[Saved entries]
# # # #
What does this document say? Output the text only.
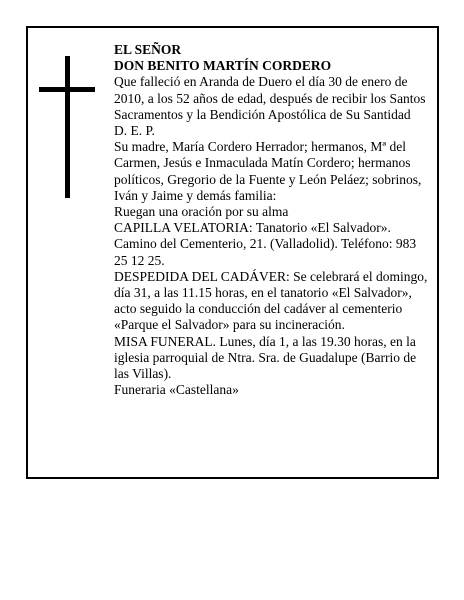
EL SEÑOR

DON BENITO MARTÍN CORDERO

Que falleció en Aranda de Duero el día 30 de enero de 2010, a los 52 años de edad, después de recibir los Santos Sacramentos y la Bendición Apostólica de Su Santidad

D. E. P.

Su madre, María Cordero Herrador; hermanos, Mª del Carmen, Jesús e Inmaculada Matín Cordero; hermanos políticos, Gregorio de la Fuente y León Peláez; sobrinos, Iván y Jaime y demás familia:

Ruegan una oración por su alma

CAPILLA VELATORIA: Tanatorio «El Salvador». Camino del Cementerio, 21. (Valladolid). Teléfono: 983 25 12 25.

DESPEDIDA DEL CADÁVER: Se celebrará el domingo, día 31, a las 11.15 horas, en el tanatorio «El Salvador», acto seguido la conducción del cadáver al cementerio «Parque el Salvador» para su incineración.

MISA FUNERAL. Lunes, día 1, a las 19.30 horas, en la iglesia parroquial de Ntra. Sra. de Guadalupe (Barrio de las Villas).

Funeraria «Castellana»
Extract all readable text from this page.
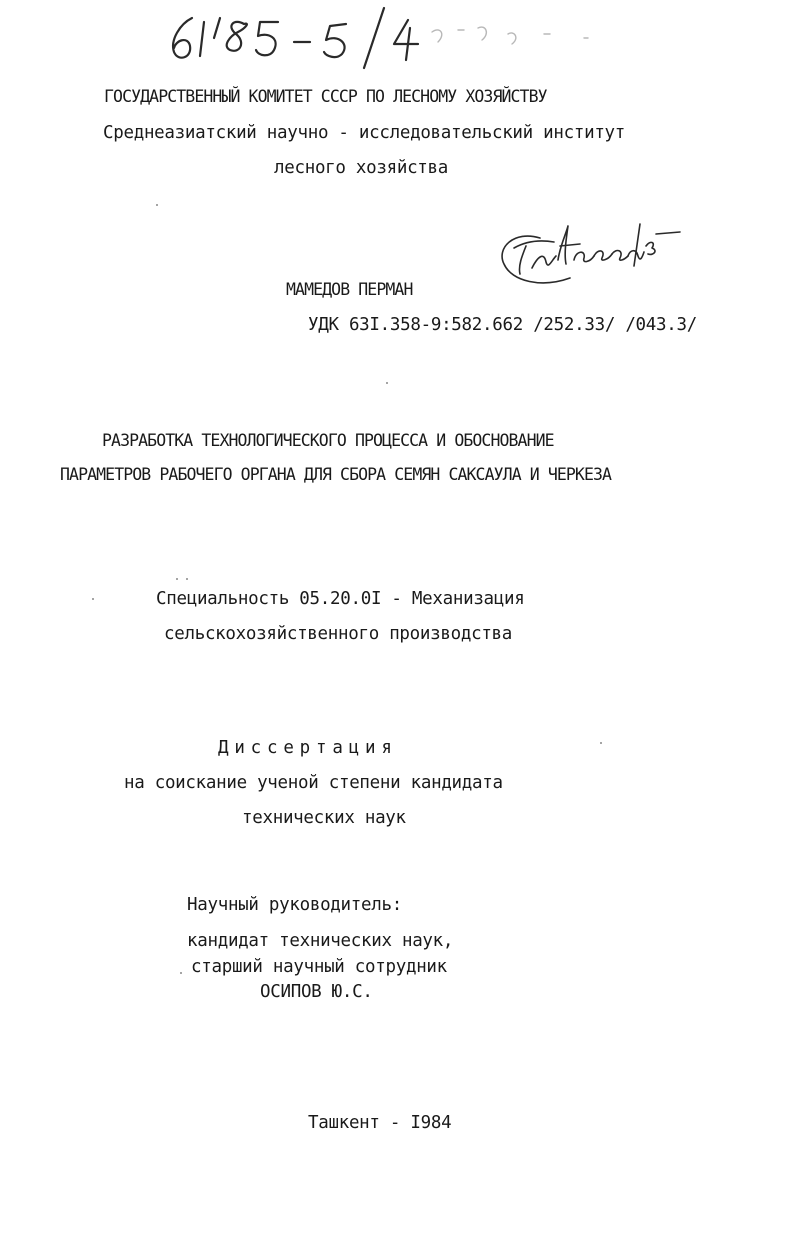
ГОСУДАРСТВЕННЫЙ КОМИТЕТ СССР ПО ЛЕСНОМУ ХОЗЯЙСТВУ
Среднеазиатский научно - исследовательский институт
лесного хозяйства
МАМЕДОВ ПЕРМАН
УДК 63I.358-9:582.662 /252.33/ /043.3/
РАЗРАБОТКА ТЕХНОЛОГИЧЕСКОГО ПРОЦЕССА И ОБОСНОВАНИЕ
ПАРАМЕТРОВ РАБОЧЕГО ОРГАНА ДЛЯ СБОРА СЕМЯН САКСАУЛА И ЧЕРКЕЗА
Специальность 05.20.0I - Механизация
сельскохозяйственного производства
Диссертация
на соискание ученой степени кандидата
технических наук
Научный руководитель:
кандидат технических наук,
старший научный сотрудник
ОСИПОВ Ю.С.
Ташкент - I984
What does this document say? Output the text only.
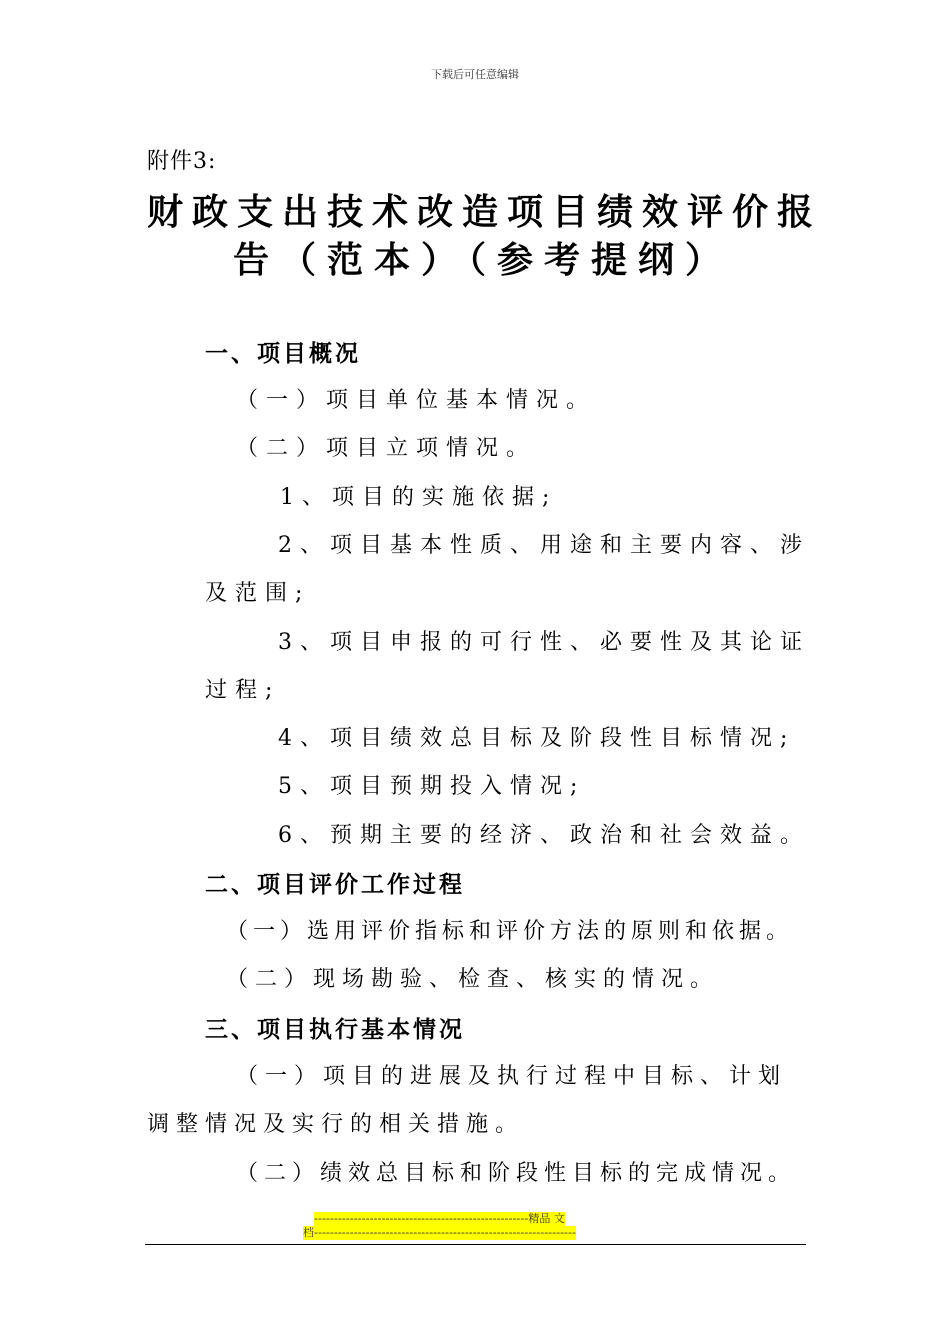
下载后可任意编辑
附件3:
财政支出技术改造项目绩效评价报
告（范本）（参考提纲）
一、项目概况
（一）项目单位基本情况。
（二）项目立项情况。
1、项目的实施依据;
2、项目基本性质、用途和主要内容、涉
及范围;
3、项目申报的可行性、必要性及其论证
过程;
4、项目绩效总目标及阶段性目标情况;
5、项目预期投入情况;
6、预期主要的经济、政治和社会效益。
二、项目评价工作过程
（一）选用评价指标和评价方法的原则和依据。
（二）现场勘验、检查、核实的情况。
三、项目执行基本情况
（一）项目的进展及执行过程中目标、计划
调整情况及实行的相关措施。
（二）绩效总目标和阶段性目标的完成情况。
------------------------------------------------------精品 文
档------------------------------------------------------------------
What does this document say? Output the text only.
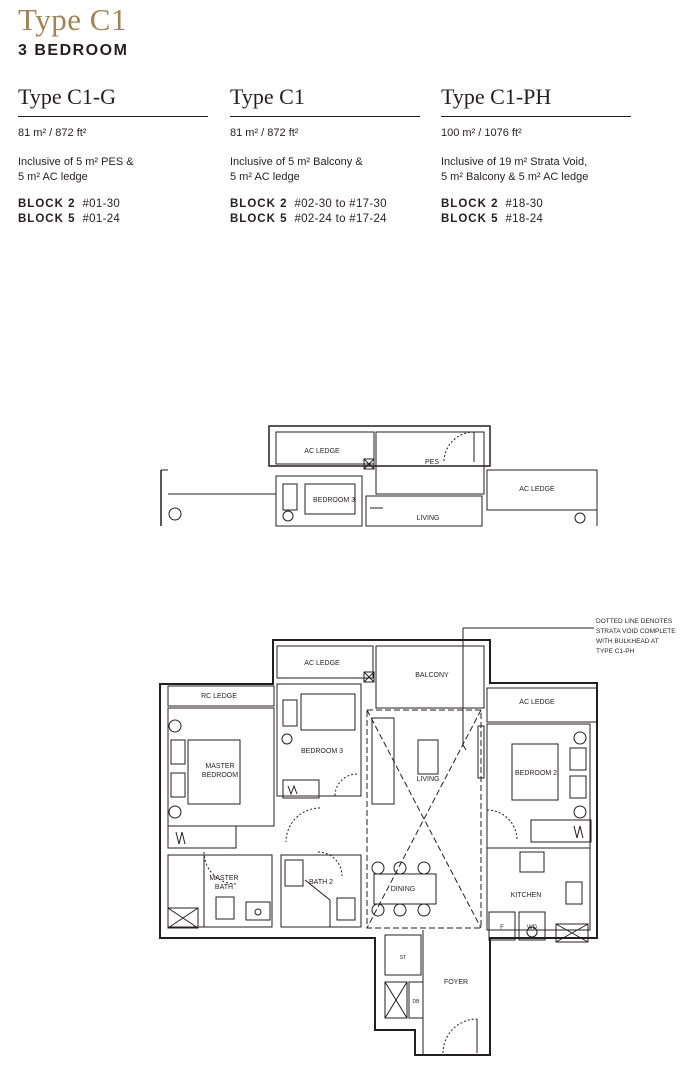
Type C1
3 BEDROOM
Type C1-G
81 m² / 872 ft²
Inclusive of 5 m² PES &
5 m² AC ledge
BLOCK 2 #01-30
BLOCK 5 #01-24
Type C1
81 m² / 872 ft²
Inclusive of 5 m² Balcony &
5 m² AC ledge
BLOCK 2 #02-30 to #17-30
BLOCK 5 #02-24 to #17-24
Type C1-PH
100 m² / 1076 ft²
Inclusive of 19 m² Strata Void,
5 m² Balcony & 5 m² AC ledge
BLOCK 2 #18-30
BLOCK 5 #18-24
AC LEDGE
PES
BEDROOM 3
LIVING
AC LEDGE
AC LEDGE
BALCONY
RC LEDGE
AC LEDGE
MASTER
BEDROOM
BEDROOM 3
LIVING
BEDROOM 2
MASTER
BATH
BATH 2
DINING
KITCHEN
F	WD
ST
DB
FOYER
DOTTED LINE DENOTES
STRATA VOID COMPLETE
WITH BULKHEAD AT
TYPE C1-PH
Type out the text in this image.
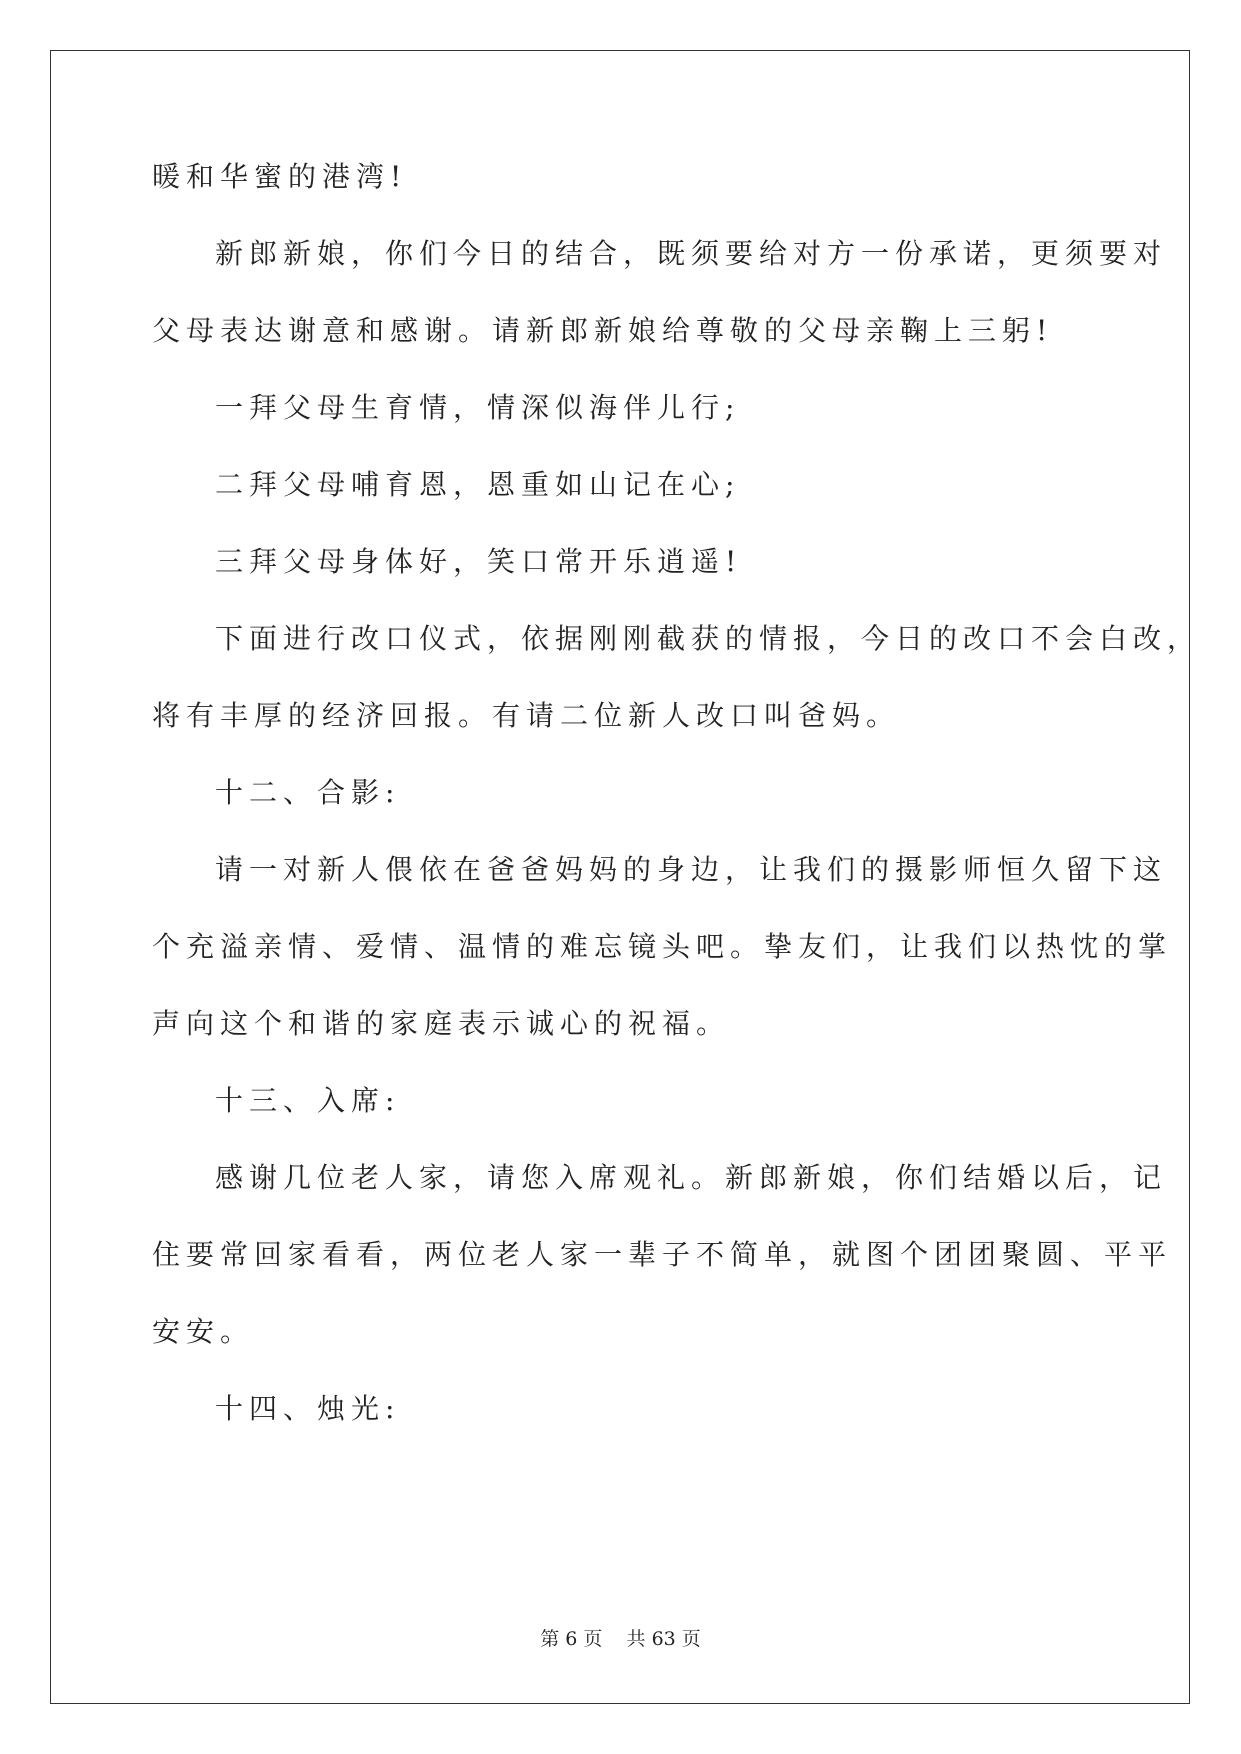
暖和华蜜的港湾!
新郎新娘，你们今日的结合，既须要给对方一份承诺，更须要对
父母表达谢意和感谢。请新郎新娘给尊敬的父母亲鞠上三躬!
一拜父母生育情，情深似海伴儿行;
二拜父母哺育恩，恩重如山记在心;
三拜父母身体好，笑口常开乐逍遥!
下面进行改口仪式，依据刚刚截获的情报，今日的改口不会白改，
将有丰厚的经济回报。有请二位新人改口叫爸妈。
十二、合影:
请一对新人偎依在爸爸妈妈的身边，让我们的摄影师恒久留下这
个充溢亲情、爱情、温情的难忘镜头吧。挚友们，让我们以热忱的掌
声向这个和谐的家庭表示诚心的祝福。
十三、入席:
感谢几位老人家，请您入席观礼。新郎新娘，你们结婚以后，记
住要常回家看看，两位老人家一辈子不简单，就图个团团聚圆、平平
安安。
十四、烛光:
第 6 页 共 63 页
# # # #
### WHAT IS REQUIRED
Print each record exactly as it stands, leaving the images out.

### ANSWER TO THIS TASK
What does this document say? Output the text only.
EL SEÑOR

DON BENITO MARTÍN CORDERO

Que falleció en Aranda de Duero el día 30 de enero de 2010, a los 52 años de edad, después de recibir los Santos Sacramentos y la Bendición Apostólica de Su Santidad

D. E. P.

Su madre, María Cordero Herrador; hermanos, Mª del Carmen, Jesús e Inmaculada Matín Cordero; hermanos políticos, Gregorio de la Fuente y León Peláez; sobrinos, Iván y Jaime y demás familia:

Ruegan una oración por su alma

CAPILLA VELATORIA: Tanatorio «El Salvador». Camino del Cementerio, 21. (Valladolid). Teléfono: 983 25 12 25.

DESPEDIDA DEL CADÁVER: Se celebrará el domingo, día 31, a las 11.15 horas, en el tanatorio «El Salvador», acto seguido la conducción del cadáver al cementerio «Parque el Salvador» para su incineración.

MISA FUNERAL. Lunes, día 1, a las 19.30 horas, en la iglesia parroquial de Ntra. Sra. de Guadalupe (Barrio de las Villas).

Funeraria «Castellana»
Extract all readable text from this page.
ГОСУДАРСТВЕННЫЙ КОМИТЕТ СССР ПО ЛЕСНОМУ ХОЗЯЙСТВУ
Среднеазиатский научно - исследовательский институт
лесного хозяйства
МАМЕДОВ ПЕРМАН
УДК 63I.358-9:582.662 /252.33/ /043.3/
РАЗРАБОТКА ТЕХНОЛОГИЧЕСКОГО ПРОЦЕССА И ОБОСНОВАНИЕ
ПАРАМЕТРОВ РАБОЧЕГО ОРГАНА ДЛЯ СБОРА СЕМЯН САКСАУЛА И ЧЕРКЕЗА
Специальность 05.20.0I - Механизация
сельскохозяйственного производства
Диссертация
на соискание ученой степени кандидата
технических наук
Научный руководитель:
кандидат технических наук,
старший научный сотрудник
ОСИПОВ Ю.С.
Ташкент - I984
What does this document say? Output the text only.
下载后可任意编辑
附件3:
财政支出技术改造项目绩效评价报
告（范本）（参考提纲）
一、项目概况
（一）项目单位基本情况。
（二）项目立项情况。
1、项目的实施依据;
2、项目基本性质、用途和主要内容、涉
及范围;
3、项目申报的可行性、必要性及其论证
过程;
4、项目绩效总目标及阶段性目标情况;
5、项目预期投入情况;
6、预期主要的经济、政治和社会效益。
二、项目评价工作过程
（一）选用评价指标和评价方法的原则和依据。
（二）现场勘验、检查、核实的情况。
三、项目执行基本情况
（一）项目的进展及执行过程中目标、计划
调整情况及实行的相关措施。
（二）绩效总目标和阶段性目标的完成情况。
------------------------------------------------------精品 文
档------------------------------------------------------------------
What does this document say? Output the text only.
Type C1
3 BEDROOM
Type C1-G
81 m² / 872 ft²
Inclusive of 5 m² PES &
5 m² AC ledge
BLOCK 2 #01-30
BLOCK 5 #01-24
Type C1
81 m² / 872 ft²
Inclusive of 5 m² Balcony &
5 m² AC ledge
BLOCK 2 #02-30 to #17-30
BLOCK 5 #02-24 to #17-24
Type C1-PH
100 m² / 1076 ft²
Inclusive of 19 m² Strata Void,
5 m² Balcony & 5 m² AC ledge
BLOCK 2 #18-30
BLOCK 5 #18-24
AC LEDGE
PES
BEDROOM 3
LIVING
AC LEDGE
AC LEDGE
BALCONY
RC LEDGE
AC LEDGE
MASTER
BEDROOM
BEDROOM 3
LIVING
BEDROOM 2
MASTER
BATH
BATH 2
DINING
KITCHEN
F	WD
ST
DB
FOYER
DOTTED LINE DENOTES
STRATA VOID COMPLETE
WITH BULKHEAD AT
TYPE C1-PH
Type out the text in this image.
暖和华蜜的港湾!
新郎新娘，你们今日的结合，既须要给对方一份承诺，更须要对
父母表达谢意和感谢。请新郎新娘给尊敬的父母亲鞠上三躬!
一拜父母生育情，情深似海伴儿行;
二拜父母哺育恩，恩重如山记在心;
三拜父母身体好，笑口常开乐逍遥!
下面进行改口仪式，依据刚刚截获的情报，今日的改口不会白改，
将有丰厚的经济回报。有请二位新人改口叫爸妈。
十二、合影:
请一对新人偎依在爸爸妈妈的身边，让我们的摄影师恒久留下这
个充溢亲情、爱情、温情的难忘镜头吧。挚友们，让我们以热忱的掌
声向这个和谐的家庭表示诚心的祝福。
十三、入席:
感谢几位老人家，请您入席观礼。新郎新娘，你们结婚以后，记
住要常回家看看，两位老人家一辈子不简单，就图个团团聚圆、平平
安安。
十四、烛光:
第 6 页 共 63 页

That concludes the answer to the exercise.